Supplied entries
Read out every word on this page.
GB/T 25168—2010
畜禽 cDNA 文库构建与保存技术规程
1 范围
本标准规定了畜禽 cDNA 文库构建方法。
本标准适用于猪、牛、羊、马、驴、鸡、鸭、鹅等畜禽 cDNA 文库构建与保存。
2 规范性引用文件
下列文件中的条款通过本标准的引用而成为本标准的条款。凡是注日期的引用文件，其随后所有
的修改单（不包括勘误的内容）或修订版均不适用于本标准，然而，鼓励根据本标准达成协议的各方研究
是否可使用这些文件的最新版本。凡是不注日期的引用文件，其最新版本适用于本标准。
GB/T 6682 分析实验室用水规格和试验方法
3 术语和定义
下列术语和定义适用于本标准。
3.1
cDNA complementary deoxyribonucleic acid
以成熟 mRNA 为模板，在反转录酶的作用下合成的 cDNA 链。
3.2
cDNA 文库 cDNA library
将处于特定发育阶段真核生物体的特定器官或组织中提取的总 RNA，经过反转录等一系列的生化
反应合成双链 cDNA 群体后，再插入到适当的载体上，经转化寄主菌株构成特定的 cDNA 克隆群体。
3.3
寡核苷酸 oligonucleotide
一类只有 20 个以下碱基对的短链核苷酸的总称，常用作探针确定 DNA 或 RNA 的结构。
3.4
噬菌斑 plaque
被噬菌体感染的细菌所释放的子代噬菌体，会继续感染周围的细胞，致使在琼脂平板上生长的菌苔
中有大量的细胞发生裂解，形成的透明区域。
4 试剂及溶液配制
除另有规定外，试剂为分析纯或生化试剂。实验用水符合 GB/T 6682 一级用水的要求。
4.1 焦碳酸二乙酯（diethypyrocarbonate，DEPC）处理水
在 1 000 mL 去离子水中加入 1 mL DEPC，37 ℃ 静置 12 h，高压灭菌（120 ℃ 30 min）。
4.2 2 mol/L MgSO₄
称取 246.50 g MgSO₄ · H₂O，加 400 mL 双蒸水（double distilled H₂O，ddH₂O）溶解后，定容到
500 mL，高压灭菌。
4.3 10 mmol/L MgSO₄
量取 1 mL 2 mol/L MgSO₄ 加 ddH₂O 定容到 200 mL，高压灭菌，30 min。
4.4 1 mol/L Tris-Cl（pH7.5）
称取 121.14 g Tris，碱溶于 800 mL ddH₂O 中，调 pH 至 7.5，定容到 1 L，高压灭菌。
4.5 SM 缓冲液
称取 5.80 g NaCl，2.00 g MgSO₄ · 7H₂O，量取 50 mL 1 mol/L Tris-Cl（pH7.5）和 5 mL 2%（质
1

Work item
If a line of the listing contains the word "高压灭菌", count it; then give the total and nothing else.

Answer for this exercise
4